Task objective
Write the records out again, precisely as they stand.

Material shown

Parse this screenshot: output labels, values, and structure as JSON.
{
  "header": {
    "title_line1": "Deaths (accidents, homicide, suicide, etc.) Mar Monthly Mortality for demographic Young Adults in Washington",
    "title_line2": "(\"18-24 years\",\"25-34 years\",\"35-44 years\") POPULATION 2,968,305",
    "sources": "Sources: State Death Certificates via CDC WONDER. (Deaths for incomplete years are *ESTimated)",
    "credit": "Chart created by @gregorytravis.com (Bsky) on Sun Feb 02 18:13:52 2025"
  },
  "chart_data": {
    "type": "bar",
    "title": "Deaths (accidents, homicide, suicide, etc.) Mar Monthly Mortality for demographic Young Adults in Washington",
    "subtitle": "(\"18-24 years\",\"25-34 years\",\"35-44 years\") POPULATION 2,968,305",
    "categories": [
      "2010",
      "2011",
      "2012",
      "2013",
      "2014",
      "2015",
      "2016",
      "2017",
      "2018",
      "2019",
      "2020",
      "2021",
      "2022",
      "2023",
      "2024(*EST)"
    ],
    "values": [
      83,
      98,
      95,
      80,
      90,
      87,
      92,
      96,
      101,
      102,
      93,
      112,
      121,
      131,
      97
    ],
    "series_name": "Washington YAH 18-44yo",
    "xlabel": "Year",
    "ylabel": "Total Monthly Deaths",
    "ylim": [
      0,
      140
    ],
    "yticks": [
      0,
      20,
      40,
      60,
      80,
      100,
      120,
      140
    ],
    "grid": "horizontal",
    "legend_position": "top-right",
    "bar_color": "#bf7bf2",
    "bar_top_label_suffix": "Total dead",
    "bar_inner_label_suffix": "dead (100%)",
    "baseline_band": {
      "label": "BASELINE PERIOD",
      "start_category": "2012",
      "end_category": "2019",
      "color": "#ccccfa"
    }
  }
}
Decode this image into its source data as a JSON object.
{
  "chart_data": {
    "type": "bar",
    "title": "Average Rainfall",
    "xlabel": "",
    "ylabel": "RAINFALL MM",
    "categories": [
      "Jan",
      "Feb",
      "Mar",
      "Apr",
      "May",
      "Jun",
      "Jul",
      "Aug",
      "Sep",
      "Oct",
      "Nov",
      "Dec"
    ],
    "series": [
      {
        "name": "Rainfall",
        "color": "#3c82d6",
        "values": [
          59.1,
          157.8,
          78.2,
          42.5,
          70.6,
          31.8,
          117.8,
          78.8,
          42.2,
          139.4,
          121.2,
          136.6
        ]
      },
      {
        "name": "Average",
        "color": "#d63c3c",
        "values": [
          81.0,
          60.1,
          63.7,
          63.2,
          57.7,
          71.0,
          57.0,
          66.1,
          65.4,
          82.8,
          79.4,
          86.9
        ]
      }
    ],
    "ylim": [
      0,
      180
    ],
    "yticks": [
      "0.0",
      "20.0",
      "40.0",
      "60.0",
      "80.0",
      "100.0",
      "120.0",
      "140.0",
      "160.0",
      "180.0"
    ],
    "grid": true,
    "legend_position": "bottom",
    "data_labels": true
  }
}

Answer to this exercise
Parse this screenshot: output labels, values, and structure as JSON.
{
  "header": {
    "title_line1": "Deaths (accidents, homicide, suicide, etc.) Mar Monthly Mortality for demographic Young Adults in Washington",
    "title_line2": "(\"18-24 years\",\"25-34 years\",\"35-44 years\") POPULATION 2,968,305",
    "sources": "Sources: State Death Certificates via CDC WONDER. (Deaths for incomplete years are *ESTimated)",
    "credit": "Chart created by @gregorytravis.com (Bsky) on Sun Feb 02 18:13:52 2025"
  },
  "chart_data": {
    "type": "bar",
    "title": "Deaths (accidents, homicide, suicide, etc.) Mar Monthly Mortality for demographic Young Adults in Washington",
    "subtitle": "(\"18-24 years\",\"25-34 years\",\"35-44 years\") POPULATION 2,968,305",
    "categories": [
      "2010",
      "2011",
      "2012",
      "2013",
      "2014",
      "2015",
      "2016",
      "2017",
      "2018",
      "2019",
      "2020",
      "2021",
      "2022",
      "2023",
      "2024(*EST)"
    ],
    "values": [
      83,
      98,
      95,
      80,
      90,
      87,
      92,
      96,
      101,
      102,
      93,
      112,
      121,
      131,
      97
    ],
    "series_name": "Washington YAH 18-44yo",
    "xlabel": "Year",
    "ylabel": "Total Monthly Deaths",
    "ylim": [
      0,
      140
    ],
    "yticks": [
      0,
      20,
      40,
      60,
      80,
      100,
      120,
      140
    ],
    "grid": "horizontal",
    "legend_position": "top-right",
    "bar_color": "#bf7bf2",
    "bar_top_label_suffix": "Total dead",
    "bar_inner_label_suffix": "dead (100%)",
    "baseline_band": {
      "label": "BASELINE PERIOD",
      "start_category": "2012",
      "end_category": "2019",
      "color": "#ccccfa"
    }
  }
}
Decode this image into its source data as a JSON object.
{
  "chart_data": {
    "type": "bar",
    "title": "Average Rainfall",
    "xlabel": "",
    "ylabel": "RAINFALL MM",
    "categories": [
      "Jan",
      "Feb",
      "Mar",
      "Apr",
      "May",
      "Jun",
      "Jul",
      "Aug",
      "Sep",
      "Oct",
      "Nov",
      "Dec"
    ],
    "series": [
      {
        "name": "Rainfall",
        "color": "#3c82d6",
        "values": [
          59.1,
          157.8,
          78.2,
          42.5,
          70.6,
          31.8,
          117.8,
          78.8,
          42.2,
          139.4,
          121.2,
          136.6
        ]
      },
      {
        "name": "Average",
        "color": "#d63c3c",
        "values": [
          81.0,
          60.1,
          63.7,
          63.2,
          57.7,
          71.0,
          57.0,
          66.1,
          65.4,
          82.8,
          79.4,
          86.9
        ]
      }
    ],
    "ylim": [
      0,
      180
    ],
    "yticks": [
      "0.0",
      "20.0",
      "40.0",
      "60.0",
      "80.0",
      "100.0",
      "120.0",
      "140.0",
      "160.0",
      "180.0"
    ],
    "grid": true,
    "legend_position": "bottom",
    "data_labels": true
  }
}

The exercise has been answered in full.